__WHAT IS EXPECTED__
Images must not appear in your copy; reproduce every other part of the records exactly.

[Stored data]
━━━━━━━━━━━━━━━━
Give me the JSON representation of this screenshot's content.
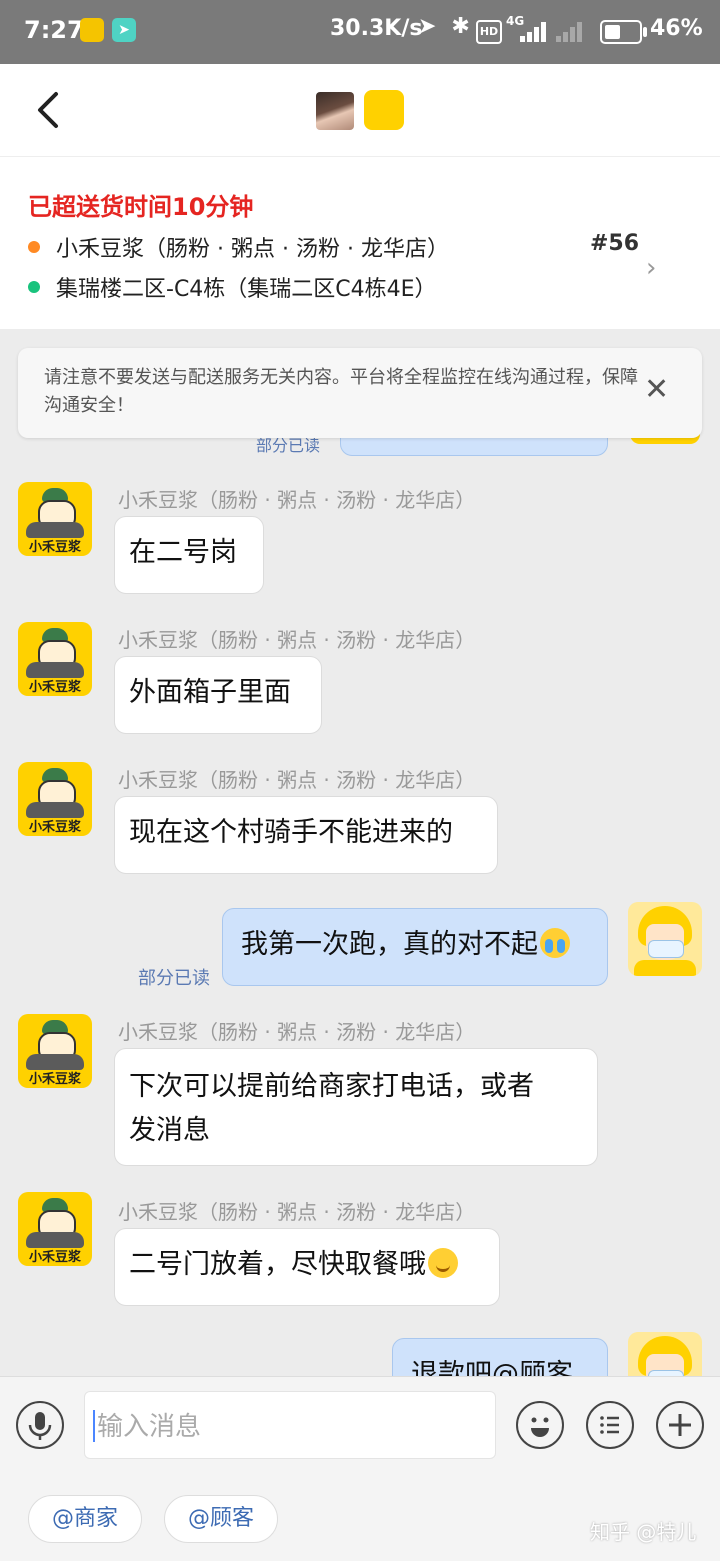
{
  "status_bar": {
    "time": "7:27",
    "net_speed": "30.3K/s",
    "network_type": "4G",
    "hd_label": "HD",
    "battery": "46%",
    "battery_level": 0.46
  },
  "header": {
    "back_icon": "chevron-left-icon"
  },
  "order": {
    "overdue_text": "已超送货时间10分钟",
    "shop_name": "小禾豆浆（肠粉 · 粥点 · 汤粉 · 龙华店）",
    "address": "集瑞楼二区-C4栋（集瑞二区C4栋4E）",
    "order_number": "#56",
    "colors": {
      "alert": "#e52521",
      "shop_dot": "#ff8a24",
      "address_dot": "#19c37d"
    }
  },
  "notice": {
    "text": "请注意不要发送与配送服务无关内容。平台将全程监控在线沟通过程，保障沟通安全！"
  },
  "chat": {
    "shop_avatar_caption": "小禾豆浆",
    "partial_read": "部分已读",
    "messages": [
      {
        "sender": "shop",
        "name": "小禾豆浆（肠粉 · 粥点 · 汤粉 · 龙华店）",
        "text": "在二号岗"
      },
      {
        "sender": "shop",
        "name": "小禾豆浆（肠粉 · 粥点 · 汤粉 · 龙华店）",
        "text": "外面箱子里面"
      },
      {
        "sender": "shop",
        "name": "小禾豆浆（肠粉 · 粥点 · 汤粉 · 龙华店）",
        "text": "现在这个村骑手不能进来的"
      },
      {
        "sender": "rider",
        "text": "我第一次跑，真的对不起",
        "emoji": "crying-face",
        "read_status": "部分已读"
      },
      {
        "sender": "shop",
        "name": "小禾豆浆（肠粉 · 粥点 · 汤粉 · 龙华店）",
        "text_line1": "下次可以提前给商家打电话，或者",
        "text_line2": "发消息"
      },
      {
        "sender": "shop",
        "name": "小禾豆浆（肠粉 · 粥点 · 汤粉 · 龙华店）",
        "text": "二号门放着，尽快取餐哦",
        "emoji": "smiling-face"
      },
      {
        "sender": "rider",
        "text": "退款吧@顾客"
      }
    ]
  },
  "input_bar": {
    "placeholder": "输入消息",
    "mention_merchant": "@商家",
    "mention_customer": "@顾客",
    "voice_icon": "microphone-icon",
    "emoji_icon": "emoji-icon",
    "menu_icon": "list-menu-icon",
    "plus_icon": "plus-icon"
  },
  "watermark": "知乎 @特儿"
}
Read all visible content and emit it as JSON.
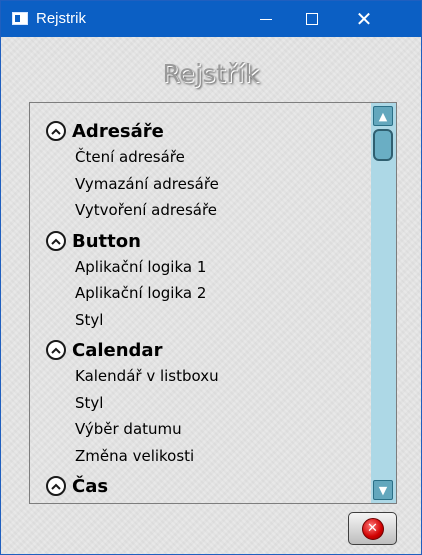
{
  "window": {
    "title": "Rejstrik"
  },
  "titlebar_icons": {
    "app": "window-icon",
    "minimize": "minimize-icon",
    "maximize": "maximize-icon",
    "close": "close-icon"
  },
  "heading": "Rejstřík",
  "groups": [
    {
      "title": "Adresáře",
      "items": [
        "Čtení adresáře",
        "Vymazání adresáře",
        "Vytvoření adresáře"
      ]
    },
    {
      "title": "Button",
      "items": [
        "Aplikační logika 1",
        "Aplikační logika 2",
        "Styl"
      ]
    },
    {
      "title": "Calendar",
      "items": [
        "Kalendář v listboxu",
        "Styl",
        "Výběr datumu",
        "Změna velikosti"
      ]
    },
    {
      "title": "Čas",
      "items": []
    }
  ],
  "scrollbar": {
    "up_glyph": "▲",
    "down_glyph": "▼"
  },
  "close_button_glyph": "✕",
  "colors": {
    "titlebar": "#0b5fc4",
    "scrollbar_track": "#add8e6",
    "cancel_icon": "#d10000"
  }
}
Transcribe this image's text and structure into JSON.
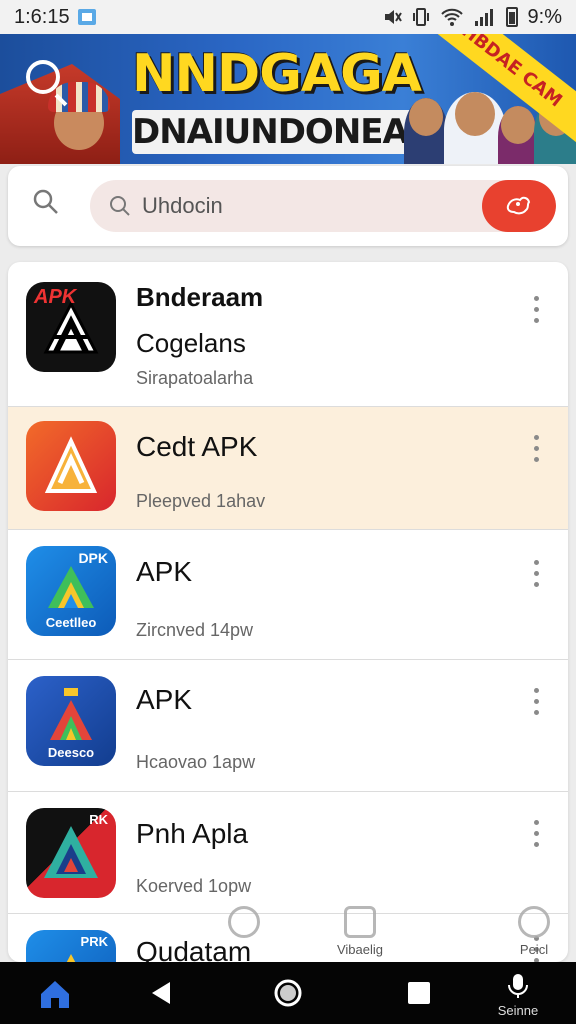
━━━━━━━━━━━━━━━━
__WRITTEN ANSWER__
Give me the JSON representation of this screenshot's content.
{
  "status_bar": {
    "time": "7:27",
    "net_speed": "30.3K/s",
    "network_type": "4G",
    "hd_label": "HD",
    "battery": "46%",
    "battery_level": 0.46
  },
  "header": {
    "back_icon": "chevron-left-icon"
  },
  "order": {
    "overdue_text": "已超送货时间10分钟",
    "shop_name": "小禾豆浆（肠粉 · 粥点 · 汤粉 · 龙华店）",
    "address": "集瑞楼二区-C4栋（集瑞二区C4栋4E）",
    "order_number": "#56",
    "colors": {
      "alert": "#e52521",
      "shop_dot": "#ff8a24",
      "address_dot": "#19c37d"
    }
  },
  "notice": {
    "text": "请注意不要发送与配送服务无关内容。平台将全程监控在线沟通过程，保障沟通安全！"
  },
  "chat": {
    "shop_avatar_caption": "小禾豆浆",
    "partial_read": "部分已读",
    "messages": [
      {
        "sender": "shop",
        "name": "小禾豆浆（肠粉 · 粥点 · 汤粉 · 龙华店）",
        "text": "在二号岗"
      },
      {
        "sender": "shop",
        "name": "小禾豆浆（肠粉 · 粥点 · 汤粉 · 龙华店）",
        "text": "外面箱子里面"
      },
      {
        "sender": "shop",
        "name": "小禾豆浆（肠粉 · 粥点 · 汤粉 · 龙华店）",
        "text": "现在这个村骑手不能进来的"
      },
      {
        "sender": "rider",
        "text": "我第一次跑，真的对不起",
        "emoji": "crying-face",
        "read_status": "部分已读"
      },
      {
        "sender": "shop",
        "name": "小禾豆浆（肠粉 · 粥点 · 汤粉 · 龙华店）",
        "text_line1": "下次可以提前给商家打电话，或者",
        "text_line2": "发消息"
      },
      {
        "sender": "shop",
        "name": "小禾豆浆（肠粉 · 粥点 · 汤粉 · 龙华店）",
        "text": "二号门放着，尽快取餐哦",
        "emoji": "smiling-face"
      },
      {
        "sender": "rider",
        "text": "退款吧@顾客"
      }
    ]
  },
  "input_bar": {
    "placeholder": "输入消息",
    "mention_merchant": "@商家",
    "mention_customer": "@顾客",
    "voice_icon": "microphone-icon",
    "emoji_icon": "emoji-icon",
    "menu_icon": "list-menu-icon",
    "plus_icon": "plus-icon"
  },
  "watermark": "知乎 @特儿"
}
Read all visible content and emit it as JSON.
{
  "window": {
    "title": "Rejstrik"
  },
  "titlebar_icons": {
    "app": "window-icon",
    "minimize": "minimize-icon",
    "maximize": "maximize-icon",
    "close": "close-icon"
  },
  "heading": "Rejstřík",
  "groups": [
    {
      "title": "Adresáře",
      "items": [
        "Čtení adresáře",
        "Vymazání adresáře",
        "Vytvoření adresáře"
      ]
    },
    {
      "title": "Button",
      "items": [
        "Aplikační logika 1",
        "Aplikační logika 2",
        "Styl"
      ]
    },
    {
      "title": "Calendar",
      "items": [
        "Kalendář v listboxu",
        "Styl",
        "Výběr datumu",
        "Změna velikosti"
      ]
    },
    {
      "title": "Čas",
      "items": []
    }
  ],
  "scrollbar": {
    "up_glyph": "▲",
    "down_glyph": "▼"
  },
  "close_button_glyph": "✕",
  "colors": {
    "titlebar": "#0b5fc4",
    "scrollbar_track": "#add8e6",
    "cancel_icon": "#d10000"
  }
}
Transcribe this image's text and structure into JSON.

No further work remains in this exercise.